━━ The records ━━

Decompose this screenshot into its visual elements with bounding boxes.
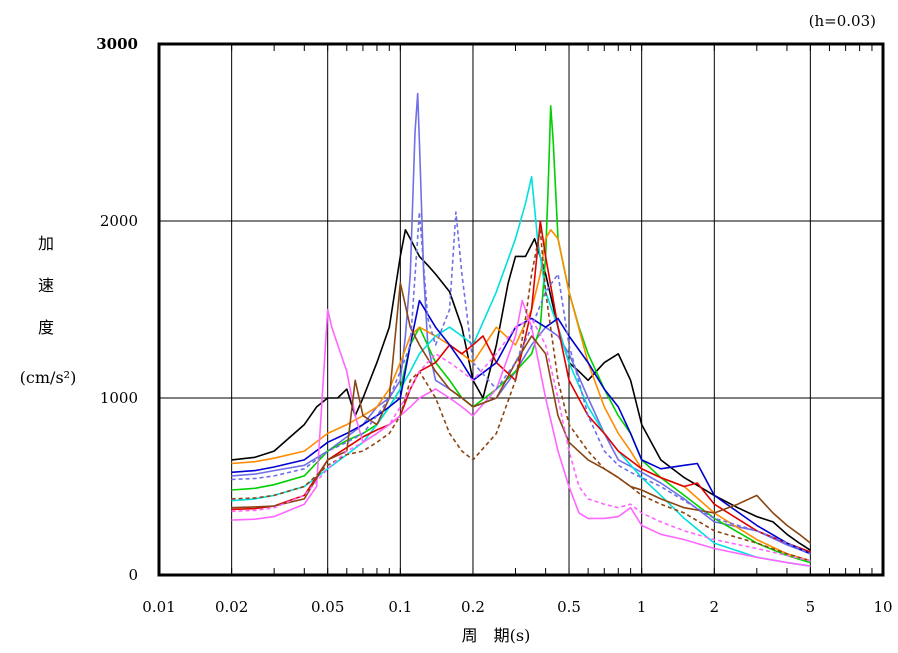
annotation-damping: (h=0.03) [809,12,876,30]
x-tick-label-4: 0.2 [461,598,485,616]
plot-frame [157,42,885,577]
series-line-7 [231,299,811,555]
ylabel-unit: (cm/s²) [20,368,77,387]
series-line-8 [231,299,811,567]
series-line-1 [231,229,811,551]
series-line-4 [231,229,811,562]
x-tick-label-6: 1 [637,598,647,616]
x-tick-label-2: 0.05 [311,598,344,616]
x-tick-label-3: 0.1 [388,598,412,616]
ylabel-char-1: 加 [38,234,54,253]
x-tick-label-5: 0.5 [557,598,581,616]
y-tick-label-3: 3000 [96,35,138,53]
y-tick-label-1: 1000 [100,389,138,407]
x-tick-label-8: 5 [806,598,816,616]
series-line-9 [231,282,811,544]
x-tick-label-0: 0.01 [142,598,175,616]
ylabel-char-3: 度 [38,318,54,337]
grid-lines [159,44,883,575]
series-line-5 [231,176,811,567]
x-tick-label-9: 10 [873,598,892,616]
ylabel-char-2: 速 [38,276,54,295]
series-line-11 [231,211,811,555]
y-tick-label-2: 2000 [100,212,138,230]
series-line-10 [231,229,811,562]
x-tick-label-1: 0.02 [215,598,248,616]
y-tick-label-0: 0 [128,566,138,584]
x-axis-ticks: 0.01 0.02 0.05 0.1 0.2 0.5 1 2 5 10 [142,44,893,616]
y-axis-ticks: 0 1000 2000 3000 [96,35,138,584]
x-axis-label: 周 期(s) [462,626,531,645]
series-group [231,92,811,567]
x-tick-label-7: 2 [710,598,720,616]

━━━

**Short problem:** Rewrite the listing lines as a Markdown table with the columns Row and Line, one row per line and no blank lines, starting at the line that has "annotation-damping: (h=0.03) [809,12,876,30]" and stopping after the line that has "ylabel-char-1: 加 [38,234,54,253]".

**Output of the exercise:**
| Row | Line |
|---|---|
| 1 | annotation-damping: (h=0.03) [809,12,876,30] |
| 2 | x-tick-label-4: 0.2 [461,598,485,616] |
| 3 | plot-frame [157,42,885,577] |
| 4 | series-line-7 [231,299,811,555] |
| 5 | ylabel-unit: (cm/s²) [20,368,77,387] |
| 6 | series-line-8 [231,299,811,567] |
| 7 | series-line-1 [231,229,811,551] |
| 8 | series-line-4 [231,229,811,562] |
| 9 | x-tick-label-6: 1 [637,598,647,616] |
| 10 | x-tick-label-2: 0.05 [311,598,344,616] |
| 11 | x-tick-label-3: 0.1 [388,598,412,616] |
| 12 | ylabel-char-1: 加 [38,234,54,253] |